------ EXERCISE MATERIALS ------

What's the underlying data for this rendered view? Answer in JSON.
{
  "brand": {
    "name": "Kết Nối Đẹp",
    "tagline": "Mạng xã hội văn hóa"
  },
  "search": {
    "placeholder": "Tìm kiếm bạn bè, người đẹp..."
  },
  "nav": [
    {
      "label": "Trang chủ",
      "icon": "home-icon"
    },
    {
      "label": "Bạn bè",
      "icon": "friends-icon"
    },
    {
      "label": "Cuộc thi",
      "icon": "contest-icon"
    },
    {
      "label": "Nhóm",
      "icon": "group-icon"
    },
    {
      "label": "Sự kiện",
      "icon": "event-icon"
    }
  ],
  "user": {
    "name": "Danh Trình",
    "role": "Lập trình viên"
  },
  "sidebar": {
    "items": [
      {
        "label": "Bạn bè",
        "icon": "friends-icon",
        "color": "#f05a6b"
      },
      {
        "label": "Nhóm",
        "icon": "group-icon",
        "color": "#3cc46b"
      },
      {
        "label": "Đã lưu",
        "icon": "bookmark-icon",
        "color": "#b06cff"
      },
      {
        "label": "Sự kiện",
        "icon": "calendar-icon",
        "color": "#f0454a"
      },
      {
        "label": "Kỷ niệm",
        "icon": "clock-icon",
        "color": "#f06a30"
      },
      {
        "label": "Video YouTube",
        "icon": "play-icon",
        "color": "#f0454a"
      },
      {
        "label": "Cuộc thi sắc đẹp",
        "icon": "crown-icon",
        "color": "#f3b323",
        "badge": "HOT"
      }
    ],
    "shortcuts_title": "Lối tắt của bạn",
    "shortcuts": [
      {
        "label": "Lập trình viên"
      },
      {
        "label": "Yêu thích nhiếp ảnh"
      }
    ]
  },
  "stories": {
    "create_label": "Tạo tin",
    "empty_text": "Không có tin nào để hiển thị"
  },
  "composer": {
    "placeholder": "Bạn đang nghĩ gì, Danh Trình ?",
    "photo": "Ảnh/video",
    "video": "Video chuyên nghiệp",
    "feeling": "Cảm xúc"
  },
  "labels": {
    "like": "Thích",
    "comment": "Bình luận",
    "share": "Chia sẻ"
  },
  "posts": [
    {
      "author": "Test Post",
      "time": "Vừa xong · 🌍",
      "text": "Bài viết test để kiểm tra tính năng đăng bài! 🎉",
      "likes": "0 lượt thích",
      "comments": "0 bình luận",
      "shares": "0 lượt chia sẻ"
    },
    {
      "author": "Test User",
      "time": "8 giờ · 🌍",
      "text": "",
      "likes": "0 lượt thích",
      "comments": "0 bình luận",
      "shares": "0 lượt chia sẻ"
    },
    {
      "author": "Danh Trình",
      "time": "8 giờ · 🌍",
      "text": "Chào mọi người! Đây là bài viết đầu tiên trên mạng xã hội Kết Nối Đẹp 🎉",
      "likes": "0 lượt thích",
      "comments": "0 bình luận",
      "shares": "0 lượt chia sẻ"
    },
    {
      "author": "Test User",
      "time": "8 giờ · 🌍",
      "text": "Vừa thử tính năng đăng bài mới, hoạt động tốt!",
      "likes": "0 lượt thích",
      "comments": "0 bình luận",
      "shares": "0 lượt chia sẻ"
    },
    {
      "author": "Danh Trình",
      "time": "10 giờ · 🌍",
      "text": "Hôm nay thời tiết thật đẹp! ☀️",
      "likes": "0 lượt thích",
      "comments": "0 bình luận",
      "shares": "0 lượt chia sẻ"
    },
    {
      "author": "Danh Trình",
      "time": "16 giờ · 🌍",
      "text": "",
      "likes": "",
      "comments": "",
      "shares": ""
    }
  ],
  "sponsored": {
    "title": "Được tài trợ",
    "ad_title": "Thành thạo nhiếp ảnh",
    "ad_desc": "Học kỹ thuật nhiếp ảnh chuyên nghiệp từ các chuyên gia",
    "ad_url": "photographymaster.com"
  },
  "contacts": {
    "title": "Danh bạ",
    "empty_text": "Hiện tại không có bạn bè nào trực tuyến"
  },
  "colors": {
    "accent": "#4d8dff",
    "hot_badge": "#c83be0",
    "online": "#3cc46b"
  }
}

------

§ **GOAL OF THE EXERCISE**
Which lines contain the word "năng"? Copy each of them.

§ **WRITTEN ANSWER**
      "text": "Bài viết test để kiểm tra tính năng đăng bài! 🎉",
      "text": "Vừa thử tính năng đăng bài mới, hoạt động tốt!",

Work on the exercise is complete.